#### Aim 1:
Please format the records as a Markdown table with the columns "Row" and "Line", starting at the line that contains "checkmark-icon — [830, 424, 846, 437]" and ending at the last line of the records. Leave out blank lines.

#### Text shown:
══════════════════════════════

Semi-finals: The two quarter-final winners and the top two highest-placed qualifying team from the group stage contested this round. The two winners from these games advanced to the final.

Final: The two semi-final winners contested the final. The winning team were declared champions.

===Promotion and relegation===
At the end of the championship, the winning team was automatically promoted to the Cork Intermediate A Championship for the following season. The two worst-ranked teams from the group stage took part in a playoff, with the losing team being relegated to the Cork Junior A Championship.

══════════════════════════════

#### Supplied material:

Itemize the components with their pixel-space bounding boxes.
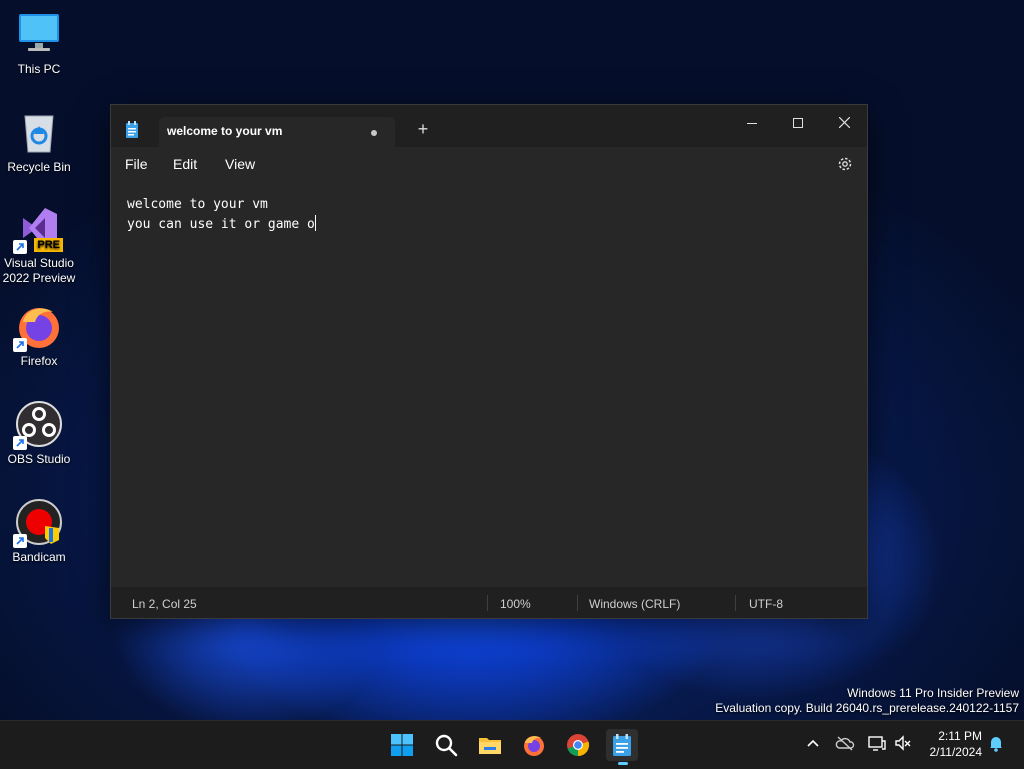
new-tab-button[interactable]: + <box>413 119 433 140</box>
minimize-button[interactable] <box>729 109 775 139</box>
firefox-icon <box>524 736 544 756</box>
desktop-icon-label: Firefox <box>20 354 58 368</box>
chrome-taskbar-button[interactable] <box>562 729 594 761</box>
firefox-taskbar-button[interactable] <box>518 729 550 761</box>
active-indicator <box>618 762 628 765</box>
tab-welcome[interactable]: welcome to your vm <box>159 117 395 147</box>
zoom-level: 100% <box>500 597 531 611</box>
maximize-icon <box>793 118 803 128</box>
firefox-icon <box>13 302 63 352</box>
desktop-icon-this-pc[interactable]: This PC <box>0 10 78 77</box>
system-clock[interactable]: 2:11 PM 2/11/2024 <box>930 728 983 760</box>
pre-badge: PRE <box>34 238 63 252</box>
close-button[interactable] <box>821 109 867 139</box>
shortcut-arrow-icon <box>13 240 27 254</box>
shortcut-arrow-icon <box>13 338 27 352</box>
editor-line-1: welcome to your vm <box>127 197 268 212</box>
onedrive-icon[interactable] <box>835 733 855 753</box>
search-button[interactable] <box>430 729 462 761</box>
monitor-icon <box>15 10 63 58</box>
recycle-bin-icon <box>15 108 63 156</box>
desktop-icon-obs-studio[interactable]: OBS Studio <box>0 400 78 467</box>
text-caret <box>314 215 316 231</box>
clock-time: 2:11 PM <box>938 729 982 743</box>
visual-studio-icon: PRE <box>13 204 63 254</box>
settings-gear-icon[interactable] <box>837 156 853 172</box>
watermark-line-1: Windows 11 Pro Insider Preview <box>847 686 1019 700</box>
notepad-window: welcome to your vm + File Edit View welc… <box>110 104 868 619</box>
search-icon <box>435 734 458 757</box>
editor-line-2: you can use it or game o <box>127 215 316 232</box>
desktop-icon-firefox[interactable]: Firefox <box>0 302 78 369</box>
file-explorer-button[interactable] <box>474 729 506 761</box>
volume-muted-icon[interactable] <box>893 733 913 753</box>
desktop-icon-label: Visual Studio 2022 Preview <box>2 256 76 285</box>
shortcut-arrow-icon <box>13 436 27 450</box>
minimize-icon <box>747 123 757 124</box>
notepad-app-icon <box>125 121 139 139</box>
file-explorer-icon <box>479 738 501 754</box>
notepad-icon <box>613 734 631 756</box>
menu-view[interactable]: View <box>225 156 255 172</box>
start-icon <box>391 734 413 756</box>
desktop-icon-label: OBS Studio <box>7 452 71 466</box>
chevron-up-icon <box>807 739 819 747</box>
unsaved-dot-icon[interactable] <box>371 130 377 136</box>
clock-date: 2/11/2024 <box>929 745 983 759</box>
taskbar: 2:11 PM 2/11/2024 <box>0 720 1024 769</box>
start-button[interactable] <box>386 729 418 761</box>
shortcut-arrow-icon <box>13 534 27 548</box>
network-icon[interactable] <box>867 733 887 753</box>
show-hidden-icons-button[interactable] <box>803 733 823 753</box>
status-bar: Ln 2, Col 25 100% Windows (CRLF) UTF-8 <box>111 587 867 618</box>
cursor-position: Ln 2, Col 25 <box>132 597 197 611</box>
desktop-icon-label: This PC <box>17 62 61 76</box>
notification-bell-icon[interactable] <box>986 733 1006 753</box>
desktop-icon-recycle-bin[interactable]: Recycle Bin <box>0 108 78 175</box>
menu-bar: File Edit View <box>111 147 867 181</box>
tab-title: welcome to your vm <box>167 124 283 138</box>
desktop-icon-bandicam[interactable]: Bandicam <box>0 498 78 565</box>
encoding: UTF-8 <box>749 597 783 611</box>
line-ending: Windows (CRLF) <box>589 597 681 611</box>
text-editor[interactable]: welcome to your vm you can use it or gam… <box>111 181 867 587</box>
menu-edit[interactable]: Edit <box>173 156 197 172</box>
close-icon <box>838 116 850 129</box>
bandicam-icon <box>13 498 63 548</box>
chrome-icon <box>567 734 590 757</box>
maximize-button[interactable] <box>775 109 821 139</box>
notepad-taskbar-button[interactable] <box>606 729 638 765</box>
desktop-icon-label: Recycle Bin <box>7 160 71 174</box>
desktop-icon-visual-studio[interactable]: PRE Visual Studio 2022 Preview <box>0 204 78 286</box>
menu-file[interactable]: File <box>125 156 148 172</box>
obs-icon <box>13 400 63 450</box>
title-bar[interactable]: welcome to your vm + <box>111 105 867 147</box>
watermark-line-2: Evaluation copy. Build 26040.rs_prerelea… <box>715 701 1019 715</box>
desktop-icon-label: Bandicam <box>12 550 66 564</box>
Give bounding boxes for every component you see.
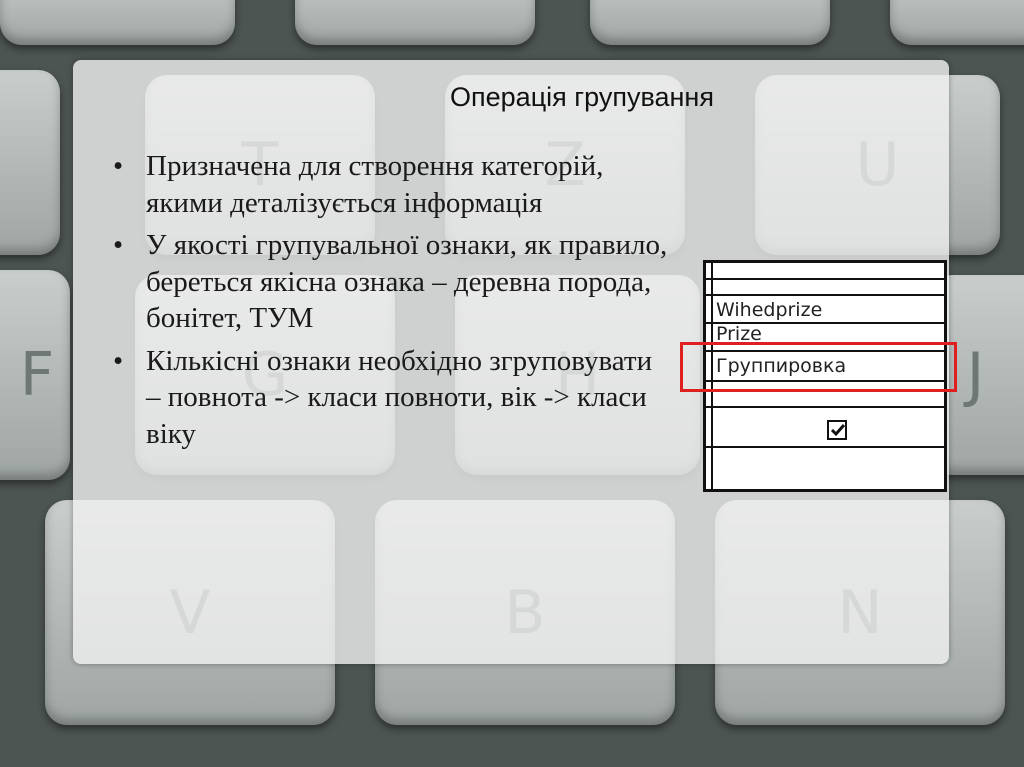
checkmark-icon — [830, 424, 846, 437]
keyboard-key — [0, 70, 60, 255]
show-checkbox[interactable] — [827, 420, 847, 440]
keyboard-key — [0, 0, 235, 45]
bullet-item: • Кількісні ознаки необхідно згруповуват… — [113, 343, 673, 453]
key-glyph: F — [19, 340, 55, 410]
keyboard-key — [890, 0, 1024, 45]
grid-row-show — [706, 408, 944, 448]
grid-row-header — [706, 263, 944, 280]
keyboard-key: F — [0, 270, 70, 480]
grid-row-field: Wihedprize — [706, 296, 944, 324]
grid-row-blank — [706, 280, 944, 296]
bullet-item: • У якості групувальної ознаки, як прави… — [113, 227, 673, 337]
keyboard-key — [590, 0, 830, 45]
bullet-list: • Призначена для створення категорій, як… — [113, 148, 673, 458]
bullet-item: • Призначена для створення категорій, як… — [113, 148, 673, 221]
grid-row-criteria — [706, 448, 944, 468]
bullet-text: Кількісні ознаки необхідно згруповувати … — [146, 344, 653, 450]
key-glyph: J — [966, 340, 985, 410]
keyboard-key — [295, 0, 535, 45]
bullet-text: У якості групувальної ознаки, як правило… — [146, 229, 668, 334]
bullet-marker: • — [113, 150, 124, 182]
bullet-marker: • — [113, 344, 124, 377]
slide-title: Операція групування — [450, 82, 714, 112]
bullet-text: Призначена для створення категорій, яким… — [146, 150, 604, 219]
grid-row-label: Wihedprize — [716, 299, 823, 321]
bullet-marker: • — [113, 229, 124, 261]
highlight-box — [680, 342, 957, 392]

══════════════════════════════

#### Aim 2:
Retype the championship text starting at "Final: The two" and ending at "Junior A Championship.".

#### Problem solution 1:
| Row | Line |
|---|---|
| 1 | checkmark-icon — [830, 424, 846, 437] |
| 2 | keyboard-key — [0, 70, 60, 255] |
| 3 | show-checkbox[interactable] — [827, 420, 847, 440] |
| 4 | keyboard-key — [0, 0, 235, 45] |
| 5 | bullet-item: • Кількісні ознаки необхідно згруповуват… — [113, 343, 673, 453] |
| 6 | key-glyph: F — [19, 340, 55, 410] |
| 7 | keyboard-key — [890, 0, 1024, 45] |
| 8 | grid-row-show — [706, 408, 944, 448] |
| 9 | grid-row-header — [706, 263, 944, 280] |
| 10 | keyboard-key: F — [0, 270, 70, 480] |
| 11 | grid-row-field: Wihedprize — [706, 296, 944, 324] |
| 12 | grid-row-blank — [706, 280, 944, 296] |
| 13 | bullet-item: • У якості групувальної ознаки, як прави… — [113, 227, 673, 337] |
| 14 | keyboard-key — [590, 0, 830, 45] |
| 15 | bullet-list: • Призначена для створення категорій, як… — [113, 148, 673, 458] |
| 16 | bullet-item: • Призначена для створення категорій, як… — [113, 148, 673, 221] |
| 17 | grid-row-criteria — [706, 448, 944, 468] |
| 18 | bullet-text: Кількісні ознаки необхідно згруповувати … — [146, 344, 653, 450] |
| 19 | key-glyph: J — [966, 340, 985, 410] |
| 20 | keyboard-key — [295, 0, 535, 45] |
| 21 | bullet-text: У якості групувальної ознаки, як правило… — [146, 229, 668, 334] |
| 22 | bullet-marker: • — [113, 150, 124, 182] |
| 23 | bullet-marker: • — [113, 344, 124, 377] |
| 24 | slide-title: Операція групування — [450, 82, 714, 112] |
| 25 | bullet-text: Призначена для створення категорій, яким… — [146, 150, 604, 219] |
| 26 | grid-row-label: Wihedprize — [716, 299, 823, 321] |
| 27 | bullet-marker: • — [113, 229, 124, 261] |
| 28 | highlight-box — [680, 342, 957, 392] |

#### Problem solution 2:
Final: The two semi-final winners contested the final. The winning team were declared champions.

===Promotion and relegation===
At the end of the championship, the winning team was automatically promoted to the Cork Intermediate A Championship for the following season. The two worst-ranked teams from the group stage took part in a playoff, with the losing team being relegated to the Cork Junior A Championship.